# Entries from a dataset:
··········

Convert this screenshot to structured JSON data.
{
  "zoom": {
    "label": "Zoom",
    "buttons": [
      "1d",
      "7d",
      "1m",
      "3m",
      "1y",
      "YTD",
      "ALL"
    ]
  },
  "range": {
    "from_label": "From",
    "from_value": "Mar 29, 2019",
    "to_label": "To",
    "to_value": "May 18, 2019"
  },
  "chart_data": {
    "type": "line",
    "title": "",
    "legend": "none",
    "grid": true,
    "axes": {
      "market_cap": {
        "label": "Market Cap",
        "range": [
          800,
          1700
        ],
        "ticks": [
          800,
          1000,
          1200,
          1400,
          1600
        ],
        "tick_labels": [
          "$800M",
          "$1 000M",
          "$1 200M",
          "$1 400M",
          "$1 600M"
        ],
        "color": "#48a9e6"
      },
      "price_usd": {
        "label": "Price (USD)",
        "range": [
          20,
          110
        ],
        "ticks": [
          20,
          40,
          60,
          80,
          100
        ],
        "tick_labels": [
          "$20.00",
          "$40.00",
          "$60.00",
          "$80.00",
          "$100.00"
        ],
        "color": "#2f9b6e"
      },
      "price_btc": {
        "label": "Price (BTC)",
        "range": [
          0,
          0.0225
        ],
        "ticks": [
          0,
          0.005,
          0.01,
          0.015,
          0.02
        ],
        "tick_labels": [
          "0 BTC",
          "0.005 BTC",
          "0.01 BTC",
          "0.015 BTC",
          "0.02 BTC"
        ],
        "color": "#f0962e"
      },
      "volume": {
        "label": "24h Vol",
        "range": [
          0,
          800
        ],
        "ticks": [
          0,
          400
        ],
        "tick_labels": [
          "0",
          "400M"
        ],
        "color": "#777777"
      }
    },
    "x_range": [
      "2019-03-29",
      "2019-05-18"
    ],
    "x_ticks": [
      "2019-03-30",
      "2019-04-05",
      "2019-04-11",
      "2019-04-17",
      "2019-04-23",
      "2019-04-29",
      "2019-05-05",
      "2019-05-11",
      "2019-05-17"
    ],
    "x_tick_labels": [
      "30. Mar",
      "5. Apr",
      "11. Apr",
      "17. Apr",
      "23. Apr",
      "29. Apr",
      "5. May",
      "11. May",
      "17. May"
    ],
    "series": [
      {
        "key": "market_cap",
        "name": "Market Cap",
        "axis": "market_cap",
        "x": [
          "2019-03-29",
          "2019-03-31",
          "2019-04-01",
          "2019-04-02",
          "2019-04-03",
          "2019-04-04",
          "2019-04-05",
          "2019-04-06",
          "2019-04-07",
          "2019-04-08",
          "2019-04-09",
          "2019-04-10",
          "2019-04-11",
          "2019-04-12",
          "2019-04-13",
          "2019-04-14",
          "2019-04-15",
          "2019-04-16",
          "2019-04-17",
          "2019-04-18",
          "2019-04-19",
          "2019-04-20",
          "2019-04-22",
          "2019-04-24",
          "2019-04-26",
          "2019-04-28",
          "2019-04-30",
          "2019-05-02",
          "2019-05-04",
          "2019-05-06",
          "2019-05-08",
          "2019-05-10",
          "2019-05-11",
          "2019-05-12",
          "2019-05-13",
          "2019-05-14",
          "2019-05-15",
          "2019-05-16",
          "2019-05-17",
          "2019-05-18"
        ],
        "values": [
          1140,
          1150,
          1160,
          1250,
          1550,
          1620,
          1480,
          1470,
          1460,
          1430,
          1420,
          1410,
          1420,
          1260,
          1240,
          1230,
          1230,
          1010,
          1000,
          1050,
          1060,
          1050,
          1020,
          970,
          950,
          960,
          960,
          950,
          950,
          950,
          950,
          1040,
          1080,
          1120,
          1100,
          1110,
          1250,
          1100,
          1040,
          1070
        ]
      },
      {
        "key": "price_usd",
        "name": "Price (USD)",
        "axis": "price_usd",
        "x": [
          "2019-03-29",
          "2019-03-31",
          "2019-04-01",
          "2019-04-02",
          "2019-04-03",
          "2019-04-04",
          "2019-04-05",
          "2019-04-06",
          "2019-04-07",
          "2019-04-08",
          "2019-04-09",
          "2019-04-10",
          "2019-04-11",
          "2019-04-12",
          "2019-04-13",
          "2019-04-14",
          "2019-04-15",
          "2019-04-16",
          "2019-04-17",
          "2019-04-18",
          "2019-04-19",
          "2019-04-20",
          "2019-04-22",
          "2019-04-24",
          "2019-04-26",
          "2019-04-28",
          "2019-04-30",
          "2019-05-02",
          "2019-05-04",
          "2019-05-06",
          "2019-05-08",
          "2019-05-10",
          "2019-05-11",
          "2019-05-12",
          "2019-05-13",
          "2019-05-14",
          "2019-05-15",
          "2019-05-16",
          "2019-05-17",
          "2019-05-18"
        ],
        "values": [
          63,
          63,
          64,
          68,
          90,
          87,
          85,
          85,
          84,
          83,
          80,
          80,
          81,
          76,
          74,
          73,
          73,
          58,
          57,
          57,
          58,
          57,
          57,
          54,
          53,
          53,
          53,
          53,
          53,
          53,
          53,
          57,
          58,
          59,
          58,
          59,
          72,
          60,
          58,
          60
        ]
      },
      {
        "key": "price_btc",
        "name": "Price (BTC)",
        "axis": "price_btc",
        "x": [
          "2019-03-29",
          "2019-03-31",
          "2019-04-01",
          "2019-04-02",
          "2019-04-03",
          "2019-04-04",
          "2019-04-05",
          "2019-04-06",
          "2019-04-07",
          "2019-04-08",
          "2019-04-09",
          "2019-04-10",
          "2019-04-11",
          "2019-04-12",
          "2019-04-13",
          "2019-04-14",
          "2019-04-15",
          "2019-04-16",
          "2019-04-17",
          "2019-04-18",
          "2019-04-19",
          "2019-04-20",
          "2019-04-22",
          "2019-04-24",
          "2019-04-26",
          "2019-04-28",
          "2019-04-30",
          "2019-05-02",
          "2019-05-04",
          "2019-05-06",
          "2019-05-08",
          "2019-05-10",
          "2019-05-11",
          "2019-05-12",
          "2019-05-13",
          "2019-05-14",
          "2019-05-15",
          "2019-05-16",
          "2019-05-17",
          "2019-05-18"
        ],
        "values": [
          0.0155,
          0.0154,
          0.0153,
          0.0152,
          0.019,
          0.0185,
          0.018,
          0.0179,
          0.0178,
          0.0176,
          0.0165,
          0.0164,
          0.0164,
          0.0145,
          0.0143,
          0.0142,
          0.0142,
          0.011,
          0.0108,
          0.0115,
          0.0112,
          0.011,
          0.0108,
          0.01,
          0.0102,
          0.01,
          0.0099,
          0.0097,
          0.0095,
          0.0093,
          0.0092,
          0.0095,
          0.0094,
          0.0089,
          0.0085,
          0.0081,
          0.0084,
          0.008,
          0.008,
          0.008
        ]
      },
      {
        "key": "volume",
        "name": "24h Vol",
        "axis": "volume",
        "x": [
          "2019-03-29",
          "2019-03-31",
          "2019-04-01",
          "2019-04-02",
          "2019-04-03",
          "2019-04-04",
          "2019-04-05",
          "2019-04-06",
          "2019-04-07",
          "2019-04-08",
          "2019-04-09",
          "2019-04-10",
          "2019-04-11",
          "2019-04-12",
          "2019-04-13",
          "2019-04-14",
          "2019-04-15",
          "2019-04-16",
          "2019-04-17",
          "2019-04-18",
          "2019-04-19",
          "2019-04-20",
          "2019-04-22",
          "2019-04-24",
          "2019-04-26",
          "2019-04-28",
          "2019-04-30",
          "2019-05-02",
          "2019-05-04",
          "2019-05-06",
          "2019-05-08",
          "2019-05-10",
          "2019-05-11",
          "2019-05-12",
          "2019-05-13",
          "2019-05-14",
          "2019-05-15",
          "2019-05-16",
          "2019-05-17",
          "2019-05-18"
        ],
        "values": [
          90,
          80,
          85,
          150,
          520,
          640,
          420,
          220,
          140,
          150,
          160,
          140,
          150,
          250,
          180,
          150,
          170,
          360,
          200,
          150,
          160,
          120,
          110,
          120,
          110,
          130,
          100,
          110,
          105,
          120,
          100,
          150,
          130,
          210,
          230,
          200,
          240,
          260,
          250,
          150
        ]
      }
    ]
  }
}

··········

# What the task asks:
Give the number of lines containing the word "axis". No other answer is needed.

# Answer for the task:
4